[Data records]
=-=-=-=-=

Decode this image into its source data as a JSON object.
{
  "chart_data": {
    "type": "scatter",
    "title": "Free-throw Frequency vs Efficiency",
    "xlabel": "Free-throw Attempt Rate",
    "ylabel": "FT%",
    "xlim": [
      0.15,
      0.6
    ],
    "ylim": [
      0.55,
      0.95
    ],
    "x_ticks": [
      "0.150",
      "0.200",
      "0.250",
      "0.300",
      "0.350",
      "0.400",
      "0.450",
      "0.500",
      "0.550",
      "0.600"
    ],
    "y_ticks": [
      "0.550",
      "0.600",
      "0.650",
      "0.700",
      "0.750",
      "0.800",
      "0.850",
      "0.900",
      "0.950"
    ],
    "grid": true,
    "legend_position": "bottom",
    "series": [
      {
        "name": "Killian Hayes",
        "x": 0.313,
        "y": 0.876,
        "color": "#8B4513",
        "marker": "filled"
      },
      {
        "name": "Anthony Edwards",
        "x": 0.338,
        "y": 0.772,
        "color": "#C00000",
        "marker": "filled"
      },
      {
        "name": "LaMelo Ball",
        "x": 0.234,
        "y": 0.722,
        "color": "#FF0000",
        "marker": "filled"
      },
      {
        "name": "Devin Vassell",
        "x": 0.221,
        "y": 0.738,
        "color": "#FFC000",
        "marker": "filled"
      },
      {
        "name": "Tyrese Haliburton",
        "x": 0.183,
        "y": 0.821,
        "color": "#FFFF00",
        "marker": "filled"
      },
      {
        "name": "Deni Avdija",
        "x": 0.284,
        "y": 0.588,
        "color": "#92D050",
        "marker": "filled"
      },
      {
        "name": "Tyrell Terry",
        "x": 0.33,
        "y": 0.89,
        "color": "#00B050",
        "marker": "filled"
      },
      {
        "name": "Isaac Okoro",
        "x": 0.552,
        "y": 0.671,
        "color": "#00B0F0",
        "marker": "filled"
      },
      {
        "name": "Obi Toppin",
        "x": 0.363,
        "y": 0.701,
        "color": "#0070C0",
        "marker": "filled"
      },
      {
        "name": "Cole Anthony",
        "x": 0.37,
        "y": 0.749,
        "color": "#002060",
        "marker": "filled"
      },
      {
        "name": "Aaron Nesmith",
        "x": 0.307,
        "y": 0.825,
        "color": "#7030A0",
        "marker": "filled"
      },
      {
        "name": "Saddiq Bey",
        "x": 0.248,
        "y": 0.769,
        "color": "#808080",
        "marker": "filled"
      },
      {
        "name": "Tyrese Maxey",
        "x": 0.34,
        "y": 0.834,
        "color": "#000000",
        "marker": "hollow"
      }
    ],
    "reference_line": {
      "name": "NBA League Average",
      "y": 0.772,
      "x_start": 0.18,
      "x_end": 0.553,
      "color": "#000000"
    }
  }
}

=-=-=-=-=

- Given problem
Pick out and copy every line that contains the word "Tyrese".

- Solved exercise
        "name": "Tyrese Haliburton",
        "name": "Tyrese Maxey",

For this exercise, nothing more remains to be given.